Aim:
Write out all of the data without omission, exactly as shown.

Data supplied:
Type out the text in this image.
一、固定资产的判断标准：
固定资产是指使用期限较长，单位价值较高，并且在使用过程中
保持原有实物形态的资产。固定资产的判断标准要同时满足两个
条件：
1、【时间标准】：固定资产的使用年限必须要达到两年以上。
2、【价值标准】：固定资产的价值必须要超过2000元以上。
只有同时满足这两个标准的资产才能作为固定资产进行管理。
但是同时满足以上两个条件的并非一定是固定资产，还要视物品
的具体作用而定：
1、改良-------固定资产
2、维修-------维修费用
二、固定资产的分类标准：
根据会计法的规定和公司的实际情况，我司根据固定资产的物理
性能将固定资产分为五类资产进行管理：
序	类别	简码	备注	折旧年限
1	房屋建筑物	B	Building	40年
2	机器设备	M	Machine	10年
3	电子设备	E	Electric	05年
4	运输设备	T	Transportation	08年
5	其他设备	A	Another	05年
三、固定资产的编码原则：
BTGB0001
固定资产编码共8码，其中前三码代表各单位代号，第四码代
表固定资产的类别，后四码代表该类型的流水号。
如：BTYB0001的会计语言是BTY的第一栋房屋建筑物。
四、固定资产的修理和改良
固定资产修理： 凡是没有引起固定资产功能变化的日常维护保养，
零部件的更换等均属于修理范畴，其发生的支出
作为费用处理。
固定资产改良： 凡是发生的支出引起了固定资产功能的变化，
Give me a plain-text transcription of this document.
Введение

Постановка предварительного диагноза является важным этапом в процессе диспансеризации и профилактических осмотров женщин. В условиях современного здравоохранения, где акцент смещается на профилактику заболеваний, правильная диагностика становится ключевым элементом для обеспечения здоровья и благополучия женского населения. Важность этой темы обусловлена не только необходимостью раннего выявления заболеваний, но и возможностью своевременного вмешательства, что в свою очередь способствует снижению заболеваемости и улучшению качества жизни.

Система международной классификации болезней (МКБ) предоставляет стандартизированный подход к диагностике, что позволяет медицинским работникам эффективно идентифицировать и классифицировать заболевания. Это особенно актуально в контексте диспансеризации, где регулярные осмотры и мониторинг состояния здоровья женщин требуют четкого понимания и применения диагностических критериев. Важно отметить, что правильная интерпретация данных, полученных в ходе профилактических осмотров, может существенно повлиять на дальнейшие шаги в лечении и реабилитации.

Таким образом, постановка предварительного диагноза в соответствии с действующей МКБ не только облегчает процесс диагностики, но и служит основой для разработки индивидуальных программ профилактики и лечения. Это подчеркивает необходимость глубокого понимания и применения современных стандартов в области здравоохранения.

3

Result of the task:
Type out the text in this image.
一、固定资产的判断标准：
固定资产是指使用期限较长，单位价值较高，并且在使用过程中
保持原有实物形态的资产。固定资产的判断标准要同时满足两个
条件：
1、【时间标准】：固定资产的使用年限必须要达到两年以上。
2、【价值标准】：固定资产的价值必须要超过2000元以上。
只有同时满足这两个标准的资产才能作为固定资产进行管理。
但是同时满足以上两个条件的并非一定是固定资产，还要视物品
的具体作用而定：
1、改良-------固定资产
2、维修-------维修费用
二、固定资产的分类标准：
根据会计法的规定和公司的实际情况，我司根据固定资产的物理
性能将固定资产分为五类资产进行管理：
序	类别	简码	备注	折旧年限
1	房屋建筑物	B	Building	40年
2	机器设备	M	Machine	10年
3	电子设备	E	Electric	05年
4	运输设备	T	Transportation	08年
5	其他设备	A	Another	05年
三、固定资产的编码原则：
BTGB0001
固定资产编码共8码，其中前三码代表各单位代号，第四码代
表固定资产的类别，后四码代表该类型的流水号。
如：BTYB0001的会计语言是BTY的第一栋房屋建筑物。
四、固定资产的修理和改良
固定资产修理： 凡是没有引起固定资产功能变化的日常维护保养，
零部件的更换等均属于修理范畴，其发生的支出
作为费用处理。
固定资产改良： 凡是发生的支出引起了固定资产功能的变化，
Give me a plain-text transcription of this document.
Введение

Постановка предварительного диагноза является важным этапом в процессе диспансеризации и профилактических осмотров женщин. В условиях современного здравоохранения, где акцент смещается на профилактику заболеваний, правильная диагностика становится ключевым элементом для обеспечения здоровья и благополучия женского населения. Важность этой темы обусловлена не только необходимостью раннего выявления заболеваний, но и возможностью своевременного вмешательства, что в свою очередь способствует снижению заболеваемости и улучшению качества жизни.

Система международной классификации болезней (МКБ) предоставляет стандартизированный подход к диагностике, что позволяет медицинским работникам эффективно идентифицировать и классифицировать заболевания. Это особенно актуально в контексте диспансеризации, где регулярные осмотры и мониторинг состояния здоровья женщин требуют четкого понимания и применения диагностических критериев. Важно отметить, что правильная интерпретация данных, полученных в ходе профилактических осмотров, может существенно повлиять на дальнейшие шаги в лечении и реабилитации.

Таким образом, постановка предварительного диагноза в соответствии с действующей МКБ не только облегчает процесс диагностики, но и служит основой для разработки индивидуальных программ профилактики и лечения. Это подчеркивает необходимость глубокого понимания и применения современных стандартов в области здравоохранения.

3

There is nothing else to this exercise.